__Instructions for the task__. Copy the lines holding the word "Notification", all of them.
________________________
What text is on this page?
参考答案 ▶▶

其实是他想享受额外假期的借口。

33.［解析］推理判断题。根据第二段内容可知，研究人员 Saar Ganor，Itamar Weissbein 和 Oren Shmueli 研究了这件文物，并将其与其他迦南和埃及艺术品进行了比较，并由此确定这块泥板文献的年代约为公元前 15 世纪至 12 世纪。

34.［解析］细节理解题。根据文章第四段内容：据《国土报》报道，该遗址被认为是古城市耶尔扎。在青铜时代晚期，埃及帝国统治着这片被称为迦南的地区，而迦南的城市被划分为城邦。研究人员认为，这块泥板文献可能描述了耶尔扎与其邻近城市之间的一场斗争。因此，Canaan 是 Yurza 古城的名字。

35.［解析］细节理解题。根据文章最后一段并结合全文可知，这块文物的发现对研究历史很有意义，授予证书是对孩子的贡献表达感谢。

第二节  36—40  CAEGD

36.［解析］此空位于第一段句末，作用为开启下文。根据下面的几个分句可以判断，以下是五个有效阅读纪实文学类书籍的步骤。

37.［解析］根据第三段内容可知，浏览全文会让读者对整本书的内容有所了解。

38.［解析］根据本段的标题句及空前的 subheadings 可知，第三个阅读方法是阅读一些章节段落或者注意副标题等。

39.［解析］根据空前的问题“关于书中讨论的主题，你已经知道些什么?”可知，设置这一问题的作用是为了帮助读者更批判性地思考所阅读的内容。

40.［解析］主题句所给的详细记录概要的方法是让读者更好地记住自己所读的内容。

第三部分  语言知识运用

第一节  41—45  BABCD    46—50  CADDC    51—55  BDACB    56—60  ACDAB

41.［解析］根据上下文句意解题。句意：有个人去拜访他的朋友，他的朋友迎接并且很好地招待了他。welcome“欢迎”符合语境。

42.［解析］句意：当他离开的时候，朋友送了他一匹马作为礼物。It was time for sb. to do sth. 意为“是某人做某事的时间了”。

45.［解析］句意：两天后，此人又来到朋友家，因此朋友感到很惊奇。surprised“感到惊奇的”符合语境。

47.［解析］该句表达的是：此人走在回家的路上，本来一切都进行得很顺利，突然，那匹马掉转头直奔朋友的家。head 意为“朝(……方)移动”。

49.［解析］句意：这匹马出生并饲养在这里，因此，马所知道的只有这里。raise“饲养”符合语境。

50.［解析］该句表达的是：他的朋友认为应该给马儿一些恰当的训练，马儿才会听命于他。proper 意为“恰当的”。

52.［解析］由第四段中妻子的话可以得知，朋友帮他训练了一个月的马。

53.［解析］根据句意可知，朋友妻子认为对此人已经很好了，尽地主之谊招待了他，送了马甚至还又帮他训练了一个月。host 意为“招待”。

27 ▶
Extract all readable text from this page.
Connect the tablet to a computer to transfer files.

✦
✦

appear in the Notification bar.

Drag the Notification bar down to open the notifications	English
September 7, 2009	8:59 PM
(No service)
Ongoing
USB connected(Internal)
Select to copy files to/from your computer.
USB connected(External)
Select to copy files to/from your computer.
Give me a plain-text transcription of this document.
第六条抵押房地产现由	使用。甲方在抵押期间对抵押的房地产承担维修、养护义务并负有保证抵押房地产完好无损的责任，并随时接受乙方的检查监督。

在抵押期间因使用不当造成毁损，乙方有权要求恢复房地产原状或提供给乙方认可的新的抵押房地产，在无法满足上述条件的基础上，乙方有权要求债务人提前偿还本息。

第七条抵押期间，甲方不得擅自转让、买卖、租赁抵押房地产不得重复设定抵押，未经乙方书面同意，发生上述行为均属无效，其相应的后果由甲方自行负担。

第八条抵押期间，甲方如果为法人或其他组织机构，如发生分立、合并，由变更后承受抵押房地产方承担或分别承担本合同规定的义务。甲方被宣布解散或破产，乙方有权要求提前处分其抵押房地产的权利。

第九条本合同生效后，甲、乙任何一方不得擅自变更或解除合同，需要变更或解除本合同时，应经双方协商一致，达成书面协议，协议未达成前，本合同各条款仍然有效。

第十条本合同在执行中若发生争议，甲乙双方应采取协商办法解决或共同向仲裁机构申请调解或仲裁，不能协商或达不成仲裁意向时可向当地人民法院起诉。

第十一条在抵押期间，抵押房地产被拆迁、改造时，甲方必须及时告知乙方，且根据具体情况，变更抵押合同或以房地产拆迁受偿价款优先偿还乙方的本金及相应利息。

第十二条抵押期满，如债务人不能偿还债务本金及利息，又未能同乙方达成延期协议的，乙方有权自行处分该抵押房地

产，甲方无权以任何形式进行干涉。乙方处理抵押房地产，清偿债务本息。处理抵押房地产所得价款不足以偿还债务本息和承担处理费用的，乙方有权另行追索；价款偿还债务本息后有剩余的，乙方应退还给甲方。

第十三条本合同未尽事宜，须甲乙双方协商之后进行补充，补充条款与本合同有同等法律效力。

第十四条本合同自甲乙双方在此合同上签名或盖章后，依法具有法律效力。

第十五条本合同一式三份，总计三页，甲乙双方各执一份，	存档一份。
________________________
__Correct answer__.
appear in the Notification bar.
Drag the Notification bar down to open the notifications	English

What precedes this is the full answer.